### EXERCISE DIRECTIONS
Return the material word for word. Do not include pictures.

### Extracts from a graphics dataset
· · · · ·

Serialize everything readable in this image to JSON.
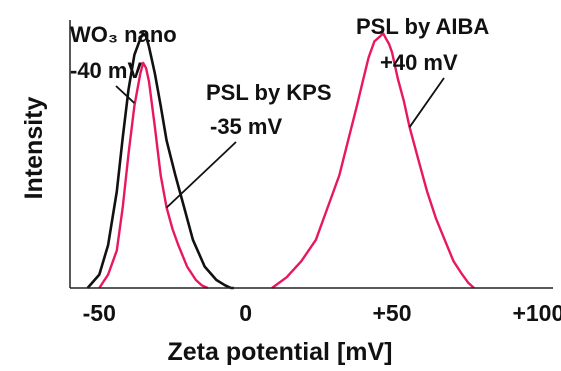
{
  "chart_data": {
    "type": "line",
    "title": "",
    "xlabel": "Zeta potential [mV]",
    "ylabel": "Intensity",
    "xlim": [
      -60,
      105
    ],
    "ylim": [
      0,
      1.0
    ],
    "x_ticks": [
      -50,
      0,
      50,
      100
    ],
    "x_tick_labels": [
      "-50",
      "0",
      "+50",
      "+100"
    ],
    "grid": false,
    "legend": "none",
    "series": [
      {
        "color": "#111111",
        "x": [
          -54,
          -50,
          -47,
          -44,
          -42,
          -40,
          -38,
          -36,
          -35,
          -34,
          -33,
          -31,
          -29,
          -27,
          -24,
          -21,
          -18,
          -14,
          -10,
          -7,
          -5,
          -4
        ],
        "y": [
          0.0,
          0.05,
          0.16,
          0.36,
          0.56,
          0.74,
          0.87,
          0.93,
          0.95,
          0.94,
          0.9,
          0.8,
          0.68,
          0.55,
          0.42,
          0.3,
          0.18,
          0.08,
          0.03,
          0.01,
          0.0,
          0.0
        ]
      },
      {
        "color": "#e8185f",
        "x": [
          -50,
          -47,
          -44,
          -42,
          -40,
          -38,
          -36,
          -35,
          -34,
          -33,
          -31,
          -29,
          -27,
          -25,
          -23,
          -20,
          -17,
          -15,
          -13
        ],
        "y": [
          0.0,
          0.05,
          0.14,
          0.3,
          0.5,
          0.68,
          0.8,
          0.84,
          0.82,
          0.77,
          0.6,
          0.42,
          0.3,
          0.22,
          0.16,
          0.08,
          0.03,
          0.01,
          0.0
        ]
      },
      {
        "color": "#e8185f",
        "x": [
          9,
          14,
          19,
          24,
          28,
          32,
          35,
          38,
          40,
          42,
          44,
          46,
          47,
          48,
          49,
          50,
          52,
          54,
          56,
          59,
          62,
          65,
          68,
          71,
          74,
          76,
          78
        ],
        "y": [
          0.0,
          0.04,
          0.1,
          0.18,
          0.3,
          0.42,
          0.55,
          0.68,
          0.77,
          0.86,
          0.92,
          0.94,
          0.95,
          0.93,
          0.91,
          0.88,
          0.78,
          0.7,
          0.6,
          0.48,
          0.36,
          0.26,
          0.18,
          0.1,
          0.05,
          0.02,
          0.0
        ]
      }
    ],
    "annotations": [
      {
        "id": "wo3",
        "lines": [
          "WO₃ nano",
          "-40 mV"
        ],
        "points_to": [
          -38,
          0.69
        ]
      },
      {
        "id": "kps",
        "lines": [
          "PSL by KPS",
          "-35 mV"
        ],
        "points_to": [
          -27,
          0.3
        ]
      },
      {
        "id": "aiba",
        "lines": [
          "PSL by AIBA",
          "+40 mV"
        ],
        "points_to": [
          56,
          0.6
        ]
      }
    ]
  }
}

· · · · ·

### SOLUTION TO THIS TASK
Serialize everything readable in this image to JSON.
{
  "chart_data": {
    "type": "line",
    "title": "",
    "xlabel": "Zeta potential [mV]",
    "ylabel": "Intensity",
    "xlim": [
      -60,
      105
    ],
    "ylim": [
      0,
      1.0
    ],
    "x_ticks": [
      -50,
      0,
      50,
      100
    ],
    "x_tick_labels": [
      "-50",
      "0",
      "+50",
      "+100"
    ],
    "grid": false,
    "legend": "none",
    "series": [
      {
        "color": "#111111",
        "x": [
          -54,
          -50,
          -47,
          -44,
          -42,
          -40,
          -38,
          -36,
          -35,
          -34,
          -33,
          -31,
          -29,
          -27,
          -24,
          -21,
          -18,
          -14,
          -10,
          -7,
          -5,
          -4
        ],
        "y": [
          0.0,
          0.05,
          0.16,
          0.36,
          0.56,
          0.74,
          0.87,
          0.93,
          0.95,
          0.94,
          0.9,
          0.8,
          0.68,
          0.55,
          0.42,
          0.3,
          0.18,
          0.08,
          0.03,
          0.01,
          0.0,
          0.0
        ]
      },
      {
        "color": "#e8185f",
        "x": [
          -50,
          -47,
          -44,
          -42,
          -40,
          -38,
          -36,
          -35,
          -34,
          -33,
          -31,
          -29,
          -27,
          -25,
          -23,
          -20,
          -17,
          -15,
          -13
        ],
        "y": [
          0.0,
          0.05,
          0.14,
          0.3,
          0.5,
          0.68,
          0.8,
          0.84,
          0.82,
          0.77,
          0.6,
          0.42,
          0.3,
          0.22,
          0.16,
          0.08,
          0.03,
          0.01,
          0.0
        ]
      },
      {
        "color": "#e8185f",
        "x": [
          9,
          14,
          19,
          24,
          28,
          32,
          35,
          38,
          40,
          42,
          44,
          46,
          47,
          48,
          49,
          50,
          52,
          54,
          56,
          59,
          62,
          65,
          68,
          71,
          74,
          76,
          78
        ],
        "y": [
          0.0,
          0.04,
          0.1,
          0.18,
          0.3,
          0.42,
          0.55,
          0.68,
          0.77,
          0.86,
          0.92,
          0.94,
          0.95,
          0.93,
          0.91,
          0.88,
          0.78,
          0.7,
          0.6,
          0.48,
          0.36,
          0.26,
          0.18,
          0.1,
          0.05,
          0.02,
          0.0
        ]
      }
    ],
    "annotations": [
      {
        "id": "wo3",
        "lines": [
          "WO₃ nano",
          "-40 mV"
        ],
        "points_to": [
          -38,
          0.69
        ]
      },
      {
        "id": "kps",
        "lines": [
          "PSL by KPS",
          "-35 mV"
        ],
        "points_to": [
          -27,
          0.3
        ]
      },
      {
        "id": "aiba",
        "lines": [
          "PSL by AIBA",
          "+40 mV"
        ],
        "points_to": [
          56,
          0.6
        ]
      }
    ]
  }
}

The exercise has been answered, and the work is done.